--- START Task material ---
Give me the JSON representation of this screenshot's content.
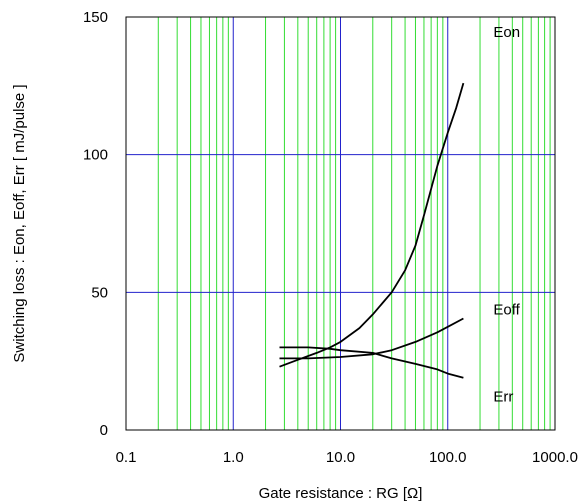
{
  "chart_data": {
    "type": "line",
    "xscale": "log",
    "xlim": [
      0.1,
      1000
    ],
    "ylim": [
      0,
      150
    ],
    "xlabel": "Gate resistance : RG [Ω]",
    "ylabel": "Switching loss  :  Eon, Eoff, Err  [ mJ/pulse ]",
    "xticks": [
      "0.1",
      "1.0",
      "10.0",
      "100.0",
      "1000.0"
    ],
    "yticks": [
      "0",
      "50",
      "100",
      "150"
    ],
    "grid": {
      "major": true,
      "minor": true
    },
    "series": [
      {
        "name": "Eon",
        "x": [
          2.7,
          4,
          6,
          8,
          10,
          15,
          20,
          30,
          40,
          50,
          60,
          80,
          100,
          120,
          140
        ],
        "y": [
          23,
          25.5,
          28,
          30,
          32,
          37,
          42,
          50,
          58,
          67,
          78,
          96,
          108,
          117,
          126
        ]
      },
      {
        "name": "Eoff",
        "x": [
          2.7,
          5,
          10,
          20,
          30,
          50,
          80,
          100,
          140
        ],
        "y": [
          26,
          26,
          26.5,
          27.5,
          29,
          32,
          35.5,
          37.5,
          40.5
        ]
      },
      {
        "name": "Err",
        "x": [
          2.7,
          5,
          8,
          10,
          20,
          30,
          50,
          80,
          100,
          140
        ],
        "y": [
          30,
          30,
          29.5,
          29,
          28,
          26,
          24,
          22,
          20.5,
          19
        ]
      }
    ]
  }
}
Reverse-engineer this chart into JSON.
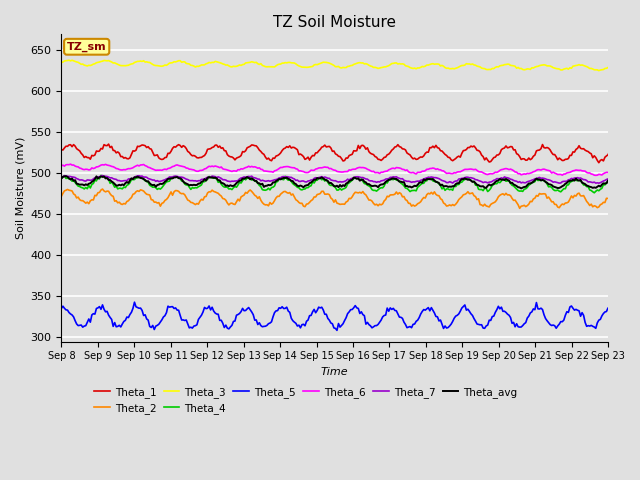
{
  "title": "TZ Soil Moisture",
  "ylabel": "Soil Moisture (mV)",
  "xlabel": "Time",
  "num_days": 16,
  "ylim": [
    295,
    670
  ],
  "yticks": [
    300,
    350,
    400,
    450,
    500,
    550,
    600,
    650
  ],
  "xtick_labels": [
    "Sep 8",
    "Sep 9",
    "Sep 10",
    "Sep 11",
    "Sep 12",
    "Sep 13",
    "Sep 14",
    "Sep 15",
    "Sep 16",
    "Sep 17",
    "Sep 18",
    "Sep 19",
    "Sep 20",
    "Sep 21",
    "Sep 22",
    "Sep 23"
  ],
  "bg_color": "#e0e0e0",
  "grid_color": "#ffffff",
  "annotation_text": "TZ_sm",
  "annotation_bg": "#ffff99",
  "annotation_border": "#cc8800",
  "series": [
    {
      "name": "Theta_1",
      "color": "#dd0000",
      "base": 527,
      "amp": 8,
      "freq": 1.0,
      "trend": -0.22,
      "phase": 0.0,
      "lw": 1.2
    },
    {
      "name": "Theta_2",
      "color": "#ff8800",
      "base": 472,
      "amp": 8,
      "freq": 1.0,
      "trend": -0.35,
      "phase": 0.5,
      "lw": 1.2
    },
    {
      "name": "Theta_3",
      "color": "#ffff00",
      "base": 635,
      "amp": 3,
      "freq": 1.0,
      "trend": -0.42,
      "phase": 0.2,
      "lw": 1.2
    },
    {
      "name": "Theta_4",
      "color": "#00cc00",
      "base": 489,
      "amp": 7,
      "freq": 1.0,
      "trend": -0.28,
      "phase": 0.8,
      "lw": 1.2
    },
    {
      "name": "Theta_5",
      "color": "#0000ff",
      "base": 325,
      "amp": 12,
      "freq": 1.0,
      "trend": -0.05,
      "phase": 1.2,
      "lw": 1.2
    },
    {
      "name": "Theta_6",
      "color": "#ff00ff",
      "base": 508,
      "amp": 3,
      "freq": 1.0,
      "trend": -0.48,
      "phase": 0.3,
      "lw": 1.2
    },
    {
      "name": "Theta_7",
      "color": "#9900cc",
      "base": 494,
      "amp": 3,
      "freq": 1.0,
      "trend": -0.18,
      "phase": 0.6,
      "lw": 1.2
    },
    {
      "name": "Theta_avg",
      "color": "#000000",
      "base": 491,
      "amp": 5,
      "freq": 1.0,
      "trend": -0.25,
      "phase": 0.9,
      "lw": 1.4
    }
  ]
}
--- END Task material ---
* [What is expected]:
Write the material out again exactly as it appears, dropping the pictures.

* [Solution]:
Give me the JSON representation of this screenshot's content.
{
  "chart_data": {
    "type": "line",
    "xscale": "log",
    "xlim": [
      0.1,
      1000
    ],
    "ylim": [
      0,
      150
    ],
    "xlabel": "Gate resistance : RG [Ω]",
    "ylabel": "Switching loss  :  Eon, Eoff, Err  [ mJ/pulse ]",
    "xticks": [
      "0.1",
      "1.0",
      "10.0",
      "100.0",
      "1000.0"
    ],
    "yticks": [
      "0",
      "50",
      "100",
      "150"
    ],
    "grid": {
      "major": true,
      "minor": true
    },
    "series": [
      {
        "name": "Eon",
        "x": [
          2.7,
          4,
          6,
          8,
          10,
          15,
          20,
          30,
          40,
          50,
          60,
          80,
          100,
          120,
          140
        ],
        "y": [
          23,
          25.5,
          28,
          30,
          32,
          37,
          42,
          50,
          58,
          67,
          78,
          96,
          108,
          117,
          126
        ]
      },
      {
        "name": "Eoff",
        "x": [
          2.7,
          5,
          10,
          20,
          30,
          50,
          80,
          100,
          140
        ],
        "y": [
          26,
          26,
          26.5,
          27.5,
          29,
          32,
          35.5,
          37.5,
          40.5
        ]
      },
      {
        "name": "Err",
        "x": [
          2.7,
          5,
          8,
          10,
          20,
          30,
          50,
          80,
          100,
          140
        ],
        "y": [
          30,
          30,
          29.5,
          29,
          28,
          26,
          24,
          22,
          20.5,
          19
        ]
      }
    ]
  }
}
Reverse-engineer this chart into JSON.
{
  "title": "TZ Soil Moisture",
  "ylabel": "Soil Moisture (mV)",
  "xlabel": "Time",
  "num_days": 16,
  "ylim": [
    295,
    670
  ],
  "yticks": [
    300,
    350,
    400,
    450,
    500,
    550,
    600,
    650
  ],
  "xtick_labels": [
    "Sep 8",
    "Sep 9",
    "Sep 10",
    "Sep 11",
    "Sep 12",
    "Sep 13",
    "Sep 14",
    "Sep 15",
    "Sep 16",
    "Sep 17",
    "Sep 18",
    "Sep 19",
    "Sep 20",
    "Sep 21",
    "Sep 22",
    "Sep 23"
  ],
  "bg_color": "#e0e0e0",
  "grid_color": "#ffffff",
  "annotation_text": "TZ_sm",
  "annotation_bg": "#ffff99",
  "annotation_border": "#cc8800",
  "series": [
    {
      "name": "Theta_1",
      "color": "#dd0000",
      "base": 527,
      "amp": 8,
      "freq": 1.0,
      "trend": -0.22,
      "phase": 0.0,
      "lw": 1.2
    },
    {
      "name": "Theta_2",
      "color": "#ff8800",
      "base": 472,
      "amp": 8,
      "freq": 1.0,
      "trend": -0.35,
      "phase": 0.5,
      "lw": 1.2
    },
    {
      "name": "Theta_3",
      "color": "#ffff00",
      "base": 635,
      "amp": 3,
      "freq": 1.0,
      "trend": -0.42,
      "phase": 0.2,
      "lw": 1.2
    },
    {
      "name": "Theta_4",
      "color": "#00cc00",
      "base": 489,
      "amp": 7,
      "freq": 1.0,
      "trend": -0.28,
      "phase": 0.8,
      "lw": 1.2
    },
    {
      "name": "Theta_5",
      "color": "#0000ff",
      "base": 325,
      "amp": 12,
      "freq": 1.0,
      "trend": -0.05,
      "phase": 1.2,
      "lw": 1.2
    },
    {
      "name": "Theta_6",
      "color": "#ff00ff",
      "base": 508,
      "amp": 3,
      "freq": 1.0,
      "trend": -0.48,
      "phase": 0.3,
      "lw": 1.2
    },
    {
      "name": "Theta_7",
      "color": "#9900cc",
      "base": 494,
      "amp": 3,
      "freq": 1.0,
      "trend": -0.18,
      "phase": 0.6,
      "lw": 1.2
    },
    {
      "name": "Theta_avg",
      "color": "#000000",
      "base": 491,
      "amp": 5,
      "freq": 1.0,
      "trend": -0.25,
      "phase": 0.9,
      "lw": 1.4
    }
  ]
}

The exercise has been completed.